◆ **Exercise**: Repeat the data below exactly, dropping any pictures it holds.

[Dataset items]

** BEGIN **

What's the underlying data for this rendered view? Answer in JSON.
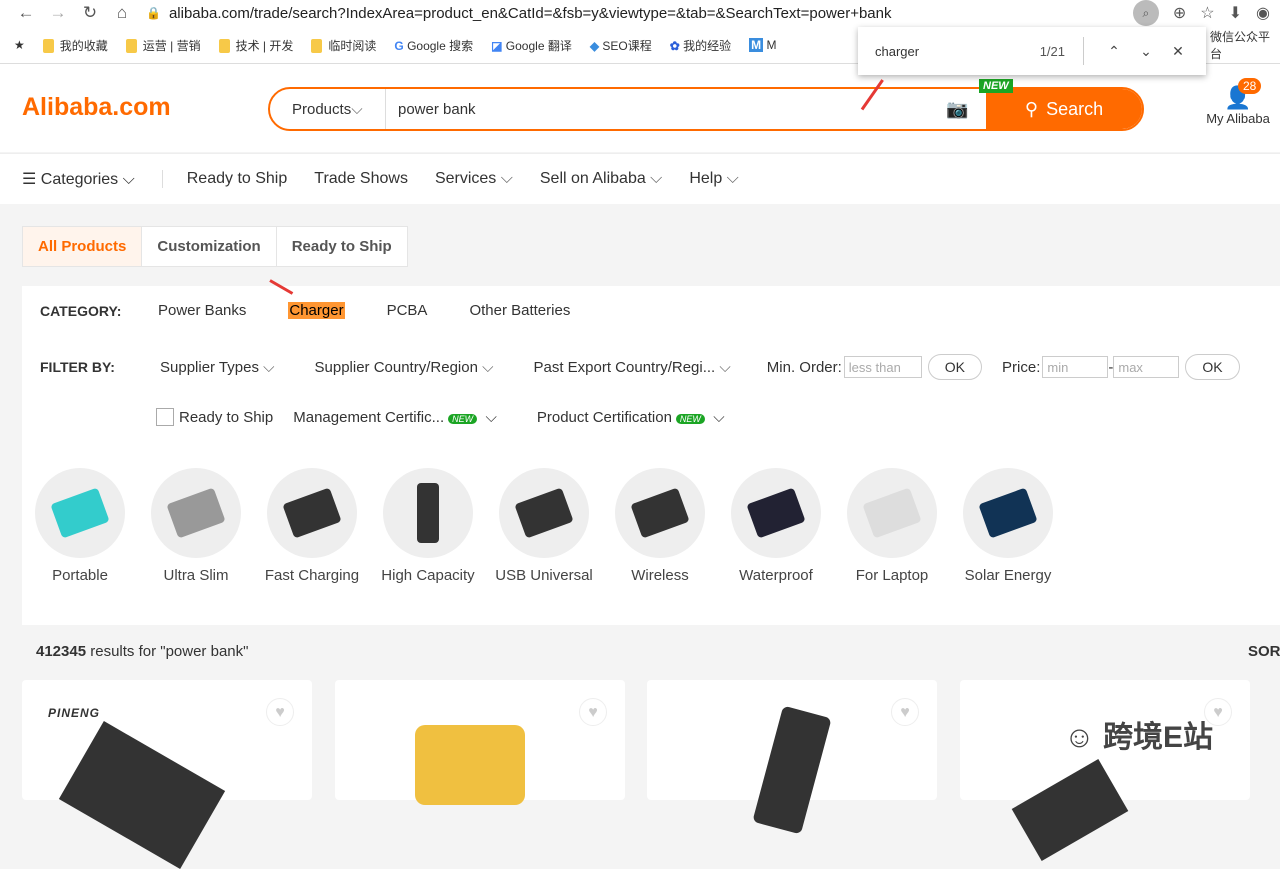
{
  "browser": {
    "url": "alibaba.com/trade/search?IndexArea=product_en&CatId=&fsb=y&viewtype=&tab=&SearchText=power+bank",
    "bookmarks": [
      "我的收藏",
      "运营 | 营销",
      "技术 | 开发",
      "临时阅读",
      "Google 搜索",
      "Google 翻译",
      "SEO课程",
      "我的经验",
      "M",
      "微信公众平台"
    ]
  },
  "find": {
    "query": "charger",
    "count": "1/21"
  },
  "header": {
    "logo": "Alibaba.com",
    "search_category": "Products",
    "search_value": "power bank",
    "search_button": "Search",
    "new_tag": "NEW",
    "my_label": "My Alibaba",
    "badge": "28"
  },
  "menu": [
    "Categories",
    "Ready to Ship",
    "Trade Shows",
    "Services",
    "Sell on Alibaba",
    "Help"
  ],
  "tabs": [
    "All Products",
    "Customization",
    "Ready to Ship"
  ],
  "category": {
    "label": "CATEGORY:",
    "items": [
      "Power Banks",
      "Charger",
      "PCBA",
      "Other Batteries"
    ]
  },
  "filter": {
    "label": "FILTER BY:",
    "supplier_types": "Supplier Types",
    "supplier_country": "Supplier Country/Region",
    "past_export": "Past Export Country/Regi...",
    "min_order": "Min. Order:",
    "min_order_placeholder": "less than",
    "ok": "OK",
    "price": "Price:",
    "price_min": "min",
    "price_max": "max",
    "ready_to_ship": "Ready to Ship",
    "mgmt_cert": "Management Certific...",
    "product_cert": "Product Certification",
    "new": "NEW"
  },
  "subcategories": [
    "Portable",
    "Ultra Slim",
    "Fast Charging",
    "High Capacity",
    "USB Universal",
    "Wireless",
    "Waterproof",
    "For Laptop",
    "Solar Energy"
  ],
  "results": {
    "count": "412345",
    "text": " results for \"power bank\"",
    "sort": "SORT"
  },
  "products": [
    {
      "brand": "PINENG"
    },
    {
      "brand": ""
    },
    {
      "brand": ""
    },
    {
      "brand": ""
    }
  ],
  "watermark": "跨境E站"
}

** END **

◆ **Full output**:
What's the underlying data for this rendered view? Answer in JSON.
{
  "browser": {
    "url": "alibaba.com/trade/search?IndexArea=product_en&CatId=&fsb=y&viewtype=&tab=&SearchText=power+bank",
    "bookmarks": [
      "我的收藏",
      "运营 | 营销",
      "技术 | 开发",
      "临时阅读",
      "Google 搜索",
      "Google 翻译",
      "SEO课程",
      "我的经验",
      "M",
      "微信公众平台"
    ]
  },
  "find": {
    "query": "charger",
    "count": "1/21"
  },
  "header": {
    "logo": "Alibaba.com",
    "search_category": "Products",
    "search_value": "power bank",
    "search_button": "Search",
    "new_tag": "NEW",
    "my_label": "My Alibaba",
    "badge": "28"
  },
  "menu": [
    "Categories",
    "Ready to Ship",
    "Trade Shows",
    "Services",
    "Sell on Alibaba",
    "Help"
  ],
  "tabs": [
    "All Products",
    "Customization",
    "Ready to Ship"
  ],
  "category": {
    "label": "CATEGORY:",
    "items": [
      "Power Banks",
      "Charger",
      "PCBA",
      "Other Batteries"
    ]
  },
  "filter": {
    "label": "FILTER BY:",
    "supplier_types": "Supplier Types",
    "supplier_country": "Supplier Country/Region",
    "past_export": "Past Export Country/Regi...",
    "min_order": "Min. Order:",
    "min_order_placeholder": "less than",
    "ok": "OK",
    "price": "Price:",
    "price_min": "min",
    "price_max": "max",
    "ready_to_ship": "Ready to Ship",
    "mgmt_cert": "Management Certific...",
    "product_cert": "Product Certification",
    "new": "NEW"
  },
  "subcategories": [
    "Portable",
    "Ultra Slim",
    "Fast Charging",
    "High Capacity",
    "USB Universal",
    "Wireless",
    "Waterproof",
    "For Laptop",
    "Solar Energy"
  ],
  "results": {
    "count": "412345",
    "text": " results for \"power bank\"",
    "sort": "SORT"
  },
  "products": [
    {
      "brand": "PINENG"
    },
    {
      "brand": ""
    },
    {
      "brand": ""
    },
    {
      "brand": ""
    }
  ],
  "watermark": "跨境E站"
}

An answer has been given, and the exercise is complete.